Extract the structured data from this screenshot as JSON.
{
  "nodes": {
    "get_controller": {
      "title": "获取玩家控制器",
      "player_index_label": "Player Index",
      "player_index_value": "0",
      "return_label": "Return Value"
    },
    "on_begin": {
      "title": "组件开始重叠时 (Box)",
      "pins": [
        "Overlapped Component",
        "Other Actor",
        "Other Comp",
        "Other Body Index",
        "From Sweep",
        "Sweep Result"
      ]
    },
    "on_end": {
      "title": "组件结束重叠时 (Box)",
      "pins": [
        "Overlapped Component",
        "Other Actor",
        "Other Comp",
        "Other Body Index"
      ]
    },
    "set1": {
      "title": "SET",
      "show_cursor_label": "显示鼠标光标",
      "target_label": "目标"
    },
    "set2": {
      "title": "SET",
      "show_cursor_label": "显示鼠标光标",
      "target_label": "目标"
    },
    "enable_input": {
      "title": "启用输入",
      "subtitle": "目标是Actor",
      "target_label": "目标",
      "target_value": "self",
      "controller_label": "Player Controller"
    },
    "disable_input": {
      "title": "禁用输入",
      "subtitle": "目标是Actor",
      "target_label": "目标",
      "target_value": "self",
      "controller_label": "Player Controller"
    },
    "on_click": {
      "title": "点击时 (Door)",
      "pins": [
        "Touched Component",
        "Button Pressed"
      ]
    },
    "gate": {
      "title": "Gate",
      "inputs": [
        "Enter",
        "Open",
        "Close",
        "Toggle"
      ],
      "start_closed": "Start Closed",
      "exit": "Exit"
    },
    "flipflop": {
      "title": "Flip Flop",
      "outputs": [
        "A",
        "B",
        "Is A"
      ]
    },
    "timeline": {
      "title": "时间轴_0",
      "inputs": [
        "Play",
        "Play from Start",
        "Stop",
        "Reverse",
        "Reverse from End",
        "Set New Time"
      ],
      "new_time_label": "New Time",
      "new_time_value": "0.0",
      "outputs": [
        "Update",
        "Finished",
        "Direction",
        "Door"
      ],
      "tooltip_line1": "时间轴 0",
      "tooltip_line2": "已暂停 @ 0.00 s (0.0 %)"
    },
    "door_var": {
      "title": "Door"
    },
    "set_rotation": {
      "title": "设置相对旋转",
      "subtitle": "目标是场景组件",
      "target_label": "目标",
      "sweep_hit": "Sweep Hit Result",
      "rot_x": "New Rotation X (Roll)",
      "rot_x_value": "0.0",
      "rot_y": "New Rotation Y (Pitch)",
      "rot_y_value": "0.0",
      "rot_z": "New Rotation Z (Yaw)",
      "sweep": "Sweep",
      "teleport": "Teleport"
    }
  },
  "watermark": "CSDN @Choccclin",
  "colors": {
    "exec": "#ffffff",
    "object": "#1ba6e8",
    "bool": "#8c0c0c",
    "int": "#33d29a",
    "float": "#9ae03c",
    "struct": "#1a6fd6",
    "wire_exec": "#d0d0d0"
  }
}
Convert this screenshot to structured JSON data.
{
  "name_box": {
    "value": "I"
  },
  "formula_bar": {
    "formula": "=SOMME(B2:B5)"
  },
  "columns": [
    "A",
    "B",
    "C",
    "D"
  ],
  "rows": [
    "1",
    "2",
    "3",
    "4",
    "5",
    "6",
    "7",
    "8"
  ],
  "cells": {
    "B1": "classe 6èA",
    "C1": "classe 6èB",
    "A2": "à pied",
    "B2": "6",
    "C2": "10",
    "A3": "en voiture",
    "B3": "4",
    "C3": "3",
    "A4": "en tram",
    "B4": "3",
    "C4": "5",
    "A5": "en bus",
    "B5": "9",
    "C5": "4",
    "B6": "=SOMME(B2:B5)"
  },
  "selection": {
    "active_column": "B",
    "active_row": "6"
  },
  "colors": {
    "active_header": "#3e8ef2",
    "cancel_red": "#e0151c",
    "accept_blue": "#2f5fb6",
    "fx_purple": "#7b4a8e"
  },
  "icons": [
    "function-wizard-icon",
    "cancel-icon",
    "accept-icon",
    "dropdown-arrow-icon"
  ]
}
--------
*Objective:*
Your task is to pick out every line with the string "data" and copy it.

*Solution to the exercise:*
Extract the structured data from this screenshot as JSON.
Convert this screenshot to structured JSON data.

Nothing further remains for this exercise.